====== TASK MATERIAL

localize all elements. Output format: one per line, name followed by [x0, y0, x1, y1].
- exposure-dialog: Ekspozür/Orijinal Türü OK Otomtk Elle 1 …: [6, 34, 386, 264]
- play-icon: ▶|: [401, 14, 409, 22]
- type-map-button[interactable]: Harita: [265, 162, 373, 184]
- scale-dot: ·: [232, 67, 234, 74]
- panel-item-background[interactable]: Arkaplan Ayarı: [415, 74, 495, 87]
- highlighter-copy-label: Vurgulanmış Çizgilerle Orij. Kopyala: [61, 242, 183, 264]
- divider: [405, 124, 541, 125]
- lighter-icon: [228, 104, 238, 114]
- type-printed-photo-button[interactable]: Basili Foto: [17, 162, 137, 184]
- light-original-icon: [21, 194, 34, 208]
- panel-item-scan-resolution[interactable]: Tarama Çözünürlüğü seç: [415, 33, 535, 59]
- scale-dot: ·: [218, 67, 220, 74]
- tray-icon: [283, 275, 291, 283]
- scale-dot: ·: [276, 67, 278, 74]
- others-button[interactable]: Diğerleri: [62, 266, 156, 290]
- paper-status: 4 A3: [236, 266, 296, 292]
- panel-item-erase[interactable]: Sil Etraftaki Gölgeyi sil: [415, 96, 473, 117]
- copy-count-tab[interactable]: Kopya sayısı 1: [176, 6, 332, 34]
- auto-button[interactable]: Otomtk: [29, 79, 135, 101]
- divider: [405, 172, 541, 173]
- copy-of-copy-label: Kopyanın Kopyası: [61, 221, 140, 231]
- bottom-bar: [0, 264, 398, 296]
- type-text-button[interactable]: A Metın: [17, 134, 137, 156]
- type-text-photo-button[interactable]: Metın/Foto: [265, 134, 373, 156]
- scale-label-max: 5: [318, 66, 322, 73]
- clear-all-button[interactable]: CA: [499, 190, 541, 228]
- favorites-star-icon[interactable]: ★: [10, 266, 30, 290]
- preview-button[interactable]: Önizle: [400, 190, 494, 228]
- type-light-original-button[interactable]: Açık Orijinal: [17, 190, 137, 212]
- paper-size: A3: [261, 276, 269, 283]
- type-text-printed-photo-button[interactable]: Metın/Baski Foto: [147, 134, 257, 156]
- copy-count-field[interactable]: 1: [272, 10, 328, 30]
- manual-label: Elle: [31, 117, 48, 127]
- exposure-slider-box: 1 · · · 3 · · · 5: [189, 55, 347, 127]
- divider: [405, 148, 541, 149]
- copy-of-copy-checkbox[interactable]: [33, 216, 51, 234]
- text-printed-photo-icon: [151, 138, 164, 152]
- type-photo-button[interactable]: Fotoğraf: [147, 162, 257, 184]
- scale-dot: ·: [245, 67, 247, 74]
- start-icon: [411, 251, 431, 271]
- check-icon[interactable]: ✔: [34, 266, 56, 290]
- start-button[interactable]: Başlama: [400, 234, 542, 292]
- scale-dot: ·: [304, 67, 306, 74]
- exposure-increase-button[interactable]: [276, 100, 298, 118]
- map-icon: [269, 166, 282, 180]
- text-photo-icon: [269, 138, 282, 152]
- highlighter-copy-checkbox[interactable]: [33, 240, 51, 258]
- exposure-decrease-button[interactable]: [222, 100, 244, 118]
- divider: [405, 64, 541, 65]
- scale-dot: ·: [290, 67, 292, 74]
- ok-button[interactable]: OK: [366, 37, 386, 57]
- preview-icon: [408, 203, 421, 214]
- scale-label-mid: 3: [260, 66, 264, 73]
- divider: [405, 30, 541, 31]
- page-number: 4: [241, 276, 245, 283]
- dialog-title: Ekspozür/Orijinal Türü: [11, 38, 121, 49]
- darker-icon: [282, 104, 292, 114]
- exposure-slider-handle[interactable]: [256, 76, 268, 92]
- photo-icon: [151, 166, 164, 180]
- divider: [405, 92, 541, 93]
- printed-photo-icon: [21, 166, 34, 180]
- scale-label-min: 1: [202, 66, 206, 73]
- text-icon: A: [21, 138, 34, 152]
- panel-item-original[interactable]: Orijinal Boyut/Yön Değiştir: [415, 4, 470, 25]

============

WHAT THE TASK REQUIRES.
Extract every line of the material above and reproduce each one character for character, in the same order.

PROBLEM SOLUTION.
localize all elements. Output format: one per line, name followed by [x0, y0, x1, y1].
- exposure-dialog: Ekspozür/Orijinal Türü OK Otomtk Elle 1 …: [6, 34, 386, 264]
- play-icon: ▶|: [401, 14, 409, 22]
- type-map-button[interactable]: Harita: [265, 162, 373, 184]
- scale-dot: ·: [232, 67, 234, 74]
- panel-item-background[interactable]: Arkaplan Ayarı: [415, 74, 495, 87]
- highlighter-copy-label: Vurgulanmış Çizgilerle Orij. Kopyala: [61, 242, 183, 264]
- divider: [405, 124, 541, 125]
- lighter-icon: [228, 104, 238, 114]
- type-printed-photo-button[interactable]: Basili Foto: [17, 162, 137, 184]
- light-original-icon: [21, 194, 34, 208]
- panel-item-scan-resolution[interactable]: Tarama Çözünürlüğü seç: [415, 33, 535, 59]
- scale-dot: ·: [218, 67, 220, 74]
- tray-icon: [283, 275, 291, 283]
- scale-dot: ·: [276, 67, 278, 74]
- others-button[interactable]: Diğerleri: [62, 266, 156, 290]
- paper-status: 4 A3: [236, 266, 296, 292]
- panel-item-erase[interactable]: Sil Etraftaki Gölgeyi sil: [415, 96, 473, 117]
- copy-count-tab[interactable]: Kopya sayısı 1: [176, 6, 332, 34]
- auto-button[interactable]: Otomtk: [29, 79, 135, 101]
- divider: [405, 172, 541, 173]
- copy-of-copy-label: Kopyanın Kopyası: [61, 221, 140, 231]
- bottom-bar: [0, 264, 398, 296]
- type-text-button[interactable]: A Metın: [17, 134, 137, 156]
- type-text-photo-button[interactable]: Metın/Foto: [265, 134, 373, 156]
- scale-label-max: 5: [318, 66, 322, 73]
- clear-all-button[interactable]: CA: [499, 190, 541, 228]
- favorites-star-icon[interactable]: ★: [10, 266, 30, 290]
- preview-button[interactable]: Önizle: [400, 190, 494, 228]
- type-light-original-button[interactable]: Açık Orijinal: [17, 190, 137, 212]
- paper-size: A3: [261, 276, 269, 283]
- type-text-printed-photo-button[interactable]: Metın/Baski Foto: [147, 134, 257, 156]
- copy-count-field[interactable]: 1: [272, 10, 328, 30]
- manual-label: Elle: [31, 117, 48, 127]
- exposure-slider-box: 1 · · · 3 · · · 5: [189, 55, 347, 127]
- divider: [405, 148, 541, 149]
- copy-of-copy-checkbox[interactable]: [33, 216, 51, 234]
- text-printed-photo-icon: [151, 138, 164, 152]
- type-photo-button[interactable]: Fotoğraf: [147, 162, 257, 184]
- scale-dot: ·: [245, 67, 247, 74]
- start-icon: [411, 251, 431, 271]
- check-icon[interactable]: ✔: [34, 266, 56, 290]
- start-button[interactable]: Başlama: [400, 234, 542, 292]
- scale-dot: ·: [304, 67, 306, 74]
- exposure-increase-button[interactable]: [276, 100, 298, 118]
- map-icon: [269, 166, 282, 180]
- text-photo-icon: [269, 138, 282, 152]
- highlighter-copy-checkbox[interactable]: [33, 240, 51, 258]
- exposure-decrease-button[interactable]: [222, 100, 244, 118]
- divider: [405, 64, 541, 65]
- scale-dot: ·: [290, 67, 292, 74]
- ok-button[interactable]: OK: [366, 37, 386, 57]
- preview-icon: [408, 203, 421, 214]
- scale-label-mid: 3: [260, 66, 264, 73]
- divider: [405, 30, 541, 31]
- page-number: 4: [241, 276, 245, 283]
- dialog-title: Ekspozür/Orijinal Türü: [11, 38, 121, 49]
- darker-icon: [282, 104, 292, 114]
- exposure-slider-handle[interactable]: [256, 76, 268, 92]
- photo-icon: [151, 166, 164, 180]
- divider: [405, 92, 541, 93]
- printed-photo-icon: [21, 166, 34, 180]
- scale-label-min: 1: [202, 66, 206, 73]
- text-icon: A: [21, 138, 34, 152]
- panel-item-original[interactable]: Orijinal Boyut/Yön Değiştir: [415, 4, 470, 25]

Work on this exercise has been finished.